Requirement:
Check each line of the material. Copy those containing "this".

Figure record extracts
--------

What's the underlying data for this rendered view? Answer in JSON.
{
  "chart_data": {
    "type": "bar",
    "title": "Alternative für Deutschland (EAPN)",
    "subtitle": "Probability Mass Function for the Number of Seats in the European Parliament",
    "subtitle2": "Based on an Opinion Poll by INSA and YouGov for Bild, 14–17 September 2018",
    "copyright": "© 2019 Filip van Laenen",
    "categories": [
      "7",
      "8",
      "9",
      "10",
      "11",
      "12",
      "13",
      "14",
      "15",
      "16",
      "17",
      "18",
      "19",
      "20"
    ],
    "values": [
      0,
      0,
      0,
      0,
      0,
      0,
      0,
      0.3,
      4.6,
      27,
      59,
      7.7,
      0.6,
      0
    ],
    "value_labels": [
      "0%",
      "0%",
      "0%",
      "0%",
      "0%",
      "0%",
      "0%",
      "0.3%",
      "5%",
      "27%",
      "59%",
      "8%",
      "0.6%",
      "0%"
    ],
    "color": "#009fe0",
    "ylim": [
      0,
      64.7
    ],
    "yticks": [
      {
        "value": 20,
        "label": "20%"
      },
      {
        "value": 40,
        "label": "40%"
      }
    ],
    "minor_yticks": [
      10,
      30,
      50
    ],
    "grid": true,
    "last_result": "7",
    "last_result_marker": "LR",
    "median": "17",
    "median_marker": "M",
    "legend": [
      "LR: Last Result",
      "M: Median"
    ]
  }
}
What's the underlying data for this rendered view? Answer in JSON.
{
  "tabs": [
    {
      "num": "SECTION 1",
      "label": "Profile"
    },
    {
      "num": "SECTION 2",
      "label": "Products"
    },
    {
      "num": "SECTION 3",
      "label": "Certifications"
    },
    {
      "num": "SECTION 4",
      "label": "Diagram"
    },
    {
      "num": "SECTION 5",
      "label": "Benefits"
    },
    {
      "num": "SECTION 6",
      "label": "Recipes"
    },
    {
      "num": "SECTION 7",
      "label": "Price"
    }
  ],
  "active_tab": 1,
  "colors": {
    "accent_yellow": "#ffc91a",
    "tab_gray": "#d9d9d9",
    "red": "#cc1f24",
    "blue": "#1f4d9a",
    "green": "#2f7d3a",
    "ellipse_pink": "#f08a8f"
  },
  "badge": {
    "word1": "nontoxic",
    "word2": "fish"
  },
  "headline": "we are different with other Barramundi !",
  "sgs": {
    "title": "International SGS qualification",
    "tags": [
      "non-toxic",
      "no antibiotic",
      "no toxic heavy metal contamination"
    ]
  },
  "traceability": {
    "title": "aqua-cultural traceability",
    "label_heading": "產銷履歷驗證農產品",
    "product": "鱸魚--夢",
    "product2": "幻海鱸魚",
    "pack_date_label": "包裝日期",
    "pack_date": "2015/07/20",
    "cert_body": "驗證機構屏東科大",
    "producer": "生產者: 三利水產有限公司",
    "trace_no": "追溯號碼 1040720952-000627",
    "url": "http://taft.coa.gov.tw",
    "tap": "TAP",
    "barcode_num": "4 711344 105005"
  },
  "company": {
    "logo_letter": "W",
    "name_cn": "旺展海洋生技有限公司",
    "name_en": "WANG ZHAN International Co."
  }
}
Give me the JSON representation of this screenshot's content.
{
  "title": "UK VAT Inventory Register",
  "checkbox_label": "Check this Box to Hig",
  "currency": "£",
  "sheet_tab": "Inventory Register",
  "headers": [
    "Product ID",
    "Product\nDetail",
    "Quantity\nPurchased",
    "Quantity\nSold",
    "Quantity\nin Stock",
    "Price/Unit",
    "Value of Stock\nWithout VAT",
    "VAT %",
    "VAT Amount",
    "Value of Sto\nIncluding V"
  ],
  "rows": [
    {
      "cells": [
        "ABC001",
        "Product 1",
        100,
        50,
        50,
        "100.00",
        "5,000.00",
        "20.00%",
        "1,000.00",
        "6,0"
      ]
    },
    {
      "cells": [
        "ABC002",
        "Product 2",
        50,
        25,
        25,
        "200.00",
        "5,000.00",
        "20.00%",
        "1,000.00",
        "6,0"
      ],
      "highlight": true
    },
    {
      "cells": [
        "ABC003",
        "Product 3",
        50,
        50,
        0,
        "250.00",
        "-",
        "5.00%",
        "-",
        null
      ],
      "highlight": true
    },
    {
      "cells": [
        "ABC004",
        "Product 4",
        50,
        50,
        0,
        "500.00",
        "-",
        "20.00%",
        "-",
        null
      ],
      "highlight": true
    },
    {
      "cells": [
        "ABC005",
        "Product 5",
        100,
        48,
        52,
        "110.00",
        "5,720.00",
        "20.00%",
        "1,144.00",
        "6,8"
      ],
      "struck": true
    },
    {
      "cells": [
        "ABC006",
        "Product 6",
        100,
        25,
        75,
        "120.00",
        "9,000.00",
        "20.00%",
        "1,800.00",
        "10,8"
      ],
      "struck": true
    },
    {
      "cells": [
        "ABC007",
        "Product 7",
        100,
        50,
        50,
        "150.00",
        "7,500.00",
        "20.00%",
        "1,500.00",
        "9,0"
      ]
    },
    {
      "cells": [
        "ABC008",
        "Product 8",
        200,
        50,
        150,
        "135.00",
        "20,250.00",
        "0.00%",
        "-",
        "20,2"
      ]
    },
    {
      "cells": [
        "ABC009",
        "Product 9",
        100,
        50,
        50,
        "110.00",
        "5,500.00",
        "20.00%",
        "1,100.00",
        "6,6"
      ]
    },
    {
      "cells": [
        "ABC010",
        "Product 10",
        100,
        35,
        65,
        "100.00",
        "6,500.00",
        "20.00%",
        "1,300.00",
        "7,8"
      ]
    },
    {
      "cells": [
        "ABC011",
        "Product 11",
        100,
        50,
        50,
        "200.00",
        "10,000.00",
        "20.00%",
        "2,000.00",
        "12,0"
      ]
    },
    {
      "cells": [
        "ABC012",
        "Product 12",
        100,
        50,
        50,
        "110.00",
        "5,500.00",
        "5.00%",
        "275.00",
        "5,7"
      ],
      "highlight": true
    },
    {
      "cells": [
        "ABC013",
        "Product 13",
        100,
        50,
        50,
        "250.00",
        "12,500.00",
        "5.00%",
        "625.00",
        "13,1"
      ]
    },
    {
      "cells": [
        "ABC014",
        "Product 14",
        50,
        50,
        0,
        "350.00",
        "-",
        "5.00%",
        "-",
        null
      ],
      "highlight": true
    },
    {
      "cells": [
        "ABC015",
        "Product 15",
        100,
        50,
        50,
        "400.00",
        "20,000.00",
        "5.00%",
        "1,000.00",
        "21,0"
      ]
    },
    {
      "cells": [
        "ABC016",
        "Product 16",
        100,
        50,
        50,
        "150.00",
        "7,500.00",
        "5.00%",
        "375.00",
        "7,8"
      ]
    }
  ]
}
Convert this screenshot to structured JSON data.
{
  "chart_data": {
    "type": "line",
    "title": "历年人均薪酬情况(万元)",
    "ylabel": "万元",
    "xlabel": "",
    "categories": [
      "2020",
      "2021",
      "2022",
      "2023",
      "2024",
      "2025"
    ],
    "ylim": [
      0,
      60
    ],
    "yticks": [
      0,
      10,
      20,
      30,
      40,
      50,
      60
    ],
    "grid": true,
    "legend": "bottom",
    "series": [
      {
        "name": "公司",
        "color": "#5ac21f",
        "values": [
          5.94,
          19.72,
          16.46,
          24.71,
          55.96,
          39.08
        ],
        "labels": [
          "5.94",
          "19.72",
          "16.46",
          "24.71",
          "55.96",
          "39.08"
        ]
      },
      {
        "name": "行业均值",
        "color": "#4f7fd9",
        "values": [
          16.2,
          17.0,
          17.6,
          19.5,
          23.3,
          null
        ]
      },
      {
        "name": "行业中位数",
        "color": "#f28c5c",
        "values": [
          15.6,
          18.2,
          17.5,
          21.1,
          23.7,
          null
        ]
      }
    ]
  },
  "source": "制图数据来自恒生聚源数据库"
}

--------

Reply:
What's the underlying data for this rendered view? Answer in JSON.
What's the underlying data for this rendered view? Answer in JSON.
Give me the JSON representation of this screenshot's content.
  "checkbox_label": "Check this Box to Hig",
Convert this screenshot to structured JSON data.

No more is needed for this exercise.